Aim of the exercise:
Make an exact copy of all the records.

Given entries:
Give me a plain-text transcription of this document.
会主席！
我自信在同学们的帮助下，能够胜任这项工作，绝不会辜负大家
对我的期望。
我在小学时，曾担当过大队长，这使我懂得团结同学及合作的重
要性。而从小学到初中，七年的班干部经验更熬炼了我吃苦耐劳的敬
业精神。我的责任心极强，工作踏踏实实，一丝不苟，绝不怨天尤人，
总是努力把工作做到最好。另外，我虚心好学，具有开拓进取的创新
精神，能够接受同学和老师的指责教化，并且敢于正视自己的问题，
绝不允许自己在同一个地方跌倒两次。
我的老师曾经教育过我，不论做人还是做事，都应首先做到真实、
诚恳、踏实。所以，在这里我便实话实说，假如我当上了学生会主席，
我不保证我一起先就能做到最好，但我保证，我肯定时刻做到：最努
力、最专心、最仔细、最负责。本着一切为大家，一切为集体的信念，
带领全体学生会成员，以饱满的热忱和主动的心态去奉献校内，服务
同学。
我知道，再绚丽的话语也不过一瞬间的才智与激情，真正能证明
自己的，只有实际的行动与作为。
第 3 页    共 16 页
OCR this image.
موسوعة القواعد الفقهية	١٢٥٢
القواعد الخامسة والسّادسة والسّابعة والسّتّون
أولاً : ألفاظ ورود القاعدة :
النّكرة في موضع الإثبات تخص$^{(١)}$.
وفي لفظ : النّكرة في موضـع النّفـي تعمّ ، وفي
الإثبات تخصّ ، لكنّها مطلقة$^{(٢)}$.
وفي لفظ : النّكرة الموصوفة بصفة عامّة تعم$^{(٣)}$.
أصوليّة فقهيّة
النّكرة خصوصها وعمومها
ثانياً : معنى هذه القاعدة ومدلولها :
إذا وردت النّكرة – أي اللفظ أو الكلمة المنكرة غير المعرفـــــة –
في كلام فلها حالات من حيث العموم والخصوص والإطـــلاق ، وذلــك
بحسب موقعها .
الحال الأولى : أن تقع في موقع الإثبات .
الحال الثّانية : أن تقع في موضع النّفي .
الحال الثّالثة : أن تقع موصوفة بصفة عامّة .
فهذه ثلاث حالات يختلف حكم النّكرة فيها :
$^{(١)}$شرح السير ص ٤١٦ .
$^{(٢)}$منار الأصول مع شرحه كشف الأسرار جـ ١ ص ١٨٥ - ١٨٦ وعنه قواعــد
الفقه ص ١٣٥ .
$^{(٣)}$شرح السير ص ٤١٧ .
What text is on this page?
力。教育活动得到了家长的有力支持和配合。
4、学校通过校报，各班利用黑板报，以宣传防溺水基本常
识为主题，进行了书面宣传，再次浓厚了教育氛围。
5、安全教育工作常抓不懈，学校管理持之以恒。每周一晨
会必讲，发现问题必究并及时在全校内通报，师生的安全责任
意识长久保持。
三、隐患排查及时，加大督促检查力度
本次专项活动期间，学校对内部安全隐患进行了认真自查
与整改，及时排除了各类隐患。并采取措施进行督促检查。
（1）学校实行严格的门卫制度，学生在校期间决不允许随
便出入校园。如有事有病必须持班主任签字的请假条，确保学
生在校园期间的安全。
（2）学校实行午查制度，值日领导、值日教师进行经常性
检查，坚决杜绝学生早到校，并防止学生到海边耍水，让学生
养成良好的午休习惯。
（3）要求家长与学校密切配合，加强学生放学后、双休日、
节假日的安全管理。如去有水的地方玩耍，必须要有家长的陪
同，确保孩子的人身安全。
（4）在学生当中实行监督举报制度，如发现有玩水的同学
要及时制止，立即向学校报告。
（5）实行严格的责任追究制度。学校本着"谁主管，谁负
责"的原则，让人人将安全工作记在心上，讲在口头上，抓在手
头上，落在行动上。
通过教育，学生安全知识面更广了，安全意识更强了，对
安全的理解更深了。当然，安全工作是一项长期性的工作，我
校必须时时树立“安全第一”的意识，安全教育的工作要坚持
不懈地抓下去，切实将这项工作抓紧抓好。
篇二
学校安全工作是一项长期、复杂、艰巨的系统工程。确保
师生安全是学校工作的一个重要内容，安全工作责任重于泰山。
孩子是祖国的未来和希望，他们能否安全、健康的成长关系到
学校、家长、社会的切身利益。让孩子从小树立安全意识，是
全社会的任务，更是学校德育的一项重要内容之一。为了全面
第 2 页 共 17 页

Result of the task:
Give me a plain-text transcription of this document.
会主席！
我自信在同学们的帮助下，能够胜任这项工作，绝不会辜负大家
对我的期望。
我在小学时，曾担当过大队长，这使我懂得团结同学及合作的重
要性。而从小学到初中，七年的班干部经验更熬炼了我吃苦耐劳的敬
业精神。我的责任心极强，工作踏踏实实，一丝不苟，绝不怨天尤人，
总是努力把工作做到最好。另外，我虚心好学，具有开拓进取的创新
精神，能够接受同学和老师的指责教化，并且敢于正视自己的问题，
绝不允许自己在同一个地方跌倒两次。
我的老师曾经教育过我，不论做人还是做事，都应首先做到真实、
诚恳、踏实。所以，在这里我便实话实说，假如我当上了学生会主席，
我不保证我一起先就能做到最好，但我保证，我肯定时刻做到：最努
力、最专心、最仔细、最负责。本着一切为大家，一切为集体的信念，
带领全体学生会成员，以饱满的热忱和主动的心态去奉献校内，服务
同学。
我知道，再绚丽的话语也不过一瞬间的才智与激情，真正能证明
自己的，只有实际的行动与作为。
第 3 页    共 16 页
OCR this image.
موسوعة القواعد الفقهية	١٢٥٢
القواعد الخامسة والسّادسة والسّابعة والسّتّون
أولاً : ألفاظ ورود القاعدة :
النّكرة في موضع الإثبات تخص$^{(١)}$.
وفي لفظ : النّكرة في موضـع النّفـي تعمّ ، وفي
الإثبات تخصّ ، لكنّها مطلقة$^{(٢)}$.
وفي لفظ : النّكرة الموصوفة بصفة عامّة تعم$^{(٣)}$.
أصوليّة فقهيّة
النّكرة خصوصها وعمومها
ثانياً : معنى هذه القاعدة ومدلولها :
إذا وردت النّكرة – أي اللفظ أو الكلمة المنكرة غير المعرفـــــة –
في كلام فلها حالات من حيث العموم والخصوص والإطـــلاق ، وذلــك
بحسب موقعها .
الحال الأولى : أن تقع في موقع الإثبات .
الحال الثّانية : أن تقع في موضع النّفي .
الحال الثّالثة : أن تقع موصوفة بصفة عامّة .
فهذه ثلاث حالات يختلف حكم النّكرة فيها :
$^{(١)}$شرح السير ص ٤١٦ .
$^{(٢)}$منار الأصول مع شرحه كشف الأسرار جـ ١ ص ١٨٥ - ١٨٦ وعنه قواعــد
الفقه ص ١٣٥ .
$^{(٣)}$شرح السير ص ٤١٧ .
What text is on this page?
力。教育活动得到了家长的有力支持和配合。
4、学校通过校报，各班利用黑板报，以宣传防溺水基本常
识为主题，进行了书面宣传，再次浓厚了教育氛围。
5、安全教育工作常抓不懈，学校管理持之以恒。每周一晨
会必讲，发现问题必究并及时在全校内通报，师生的安全责任
意识长久保持。
三、隐患排查及时，加大督促检查力度
本次专项活动期间，学校对内部安全隐患进行了认真自查
与整改，及时排除了各类隐患。并采取措施进行督促检查。
（1）学校实行严格的门卫制度，学生在校期间决不允许随
便出入校园。如有事有病必须持班主任签字的请假条，确保学
生在校园期间的安全。
（2）学校实行午查制度，值日领导、值日教师进行经常性
检查，坚决杜绝学生早到校，并防止学生到海边耍水，让学生
养成良好的午休习惯。
（3）要求家长与学校密切配合，加强学生放学后、双休日、
节假日的安全管理。如去有水的地方玩耍，必须要有家长的陪
同，确保孩子的人身安全。
（4）在学生当中实行监督举报制度，如发现有玩水的同学
要及时制止，立即向学校报告。
（5）实行严格的责任追究制度。学校本着"谁主管，谁负
责"的原则，让人人将安全工作记在心上，讲在口头上，抓在手
头上，落在行动上。
通过教育，学生安全知识面更广了，安全意识更强了，对
安全的理解更深了。当然，安全工作是一项长期性的工作，我
校必须时时树立“安全第一”的意识，安全教育的工作要坚持
不懈地抓下去，切实将这项工作抓紧抓好。
篇二
学校安全工作是一项长期、复杂、艰巨的系统工程。确保
师生安全是学校工作的一个重要内容，安全工作责任重于泰山。
孩子是祖国的未来和希望，他们能否安全、健康的成长关系到
学校、家长、社会的切身利益。让孩子从小树立安全意识，是
全社会的任务，更是学校德育的一项重要内容之一。为了全面
第 2 页 共 17 页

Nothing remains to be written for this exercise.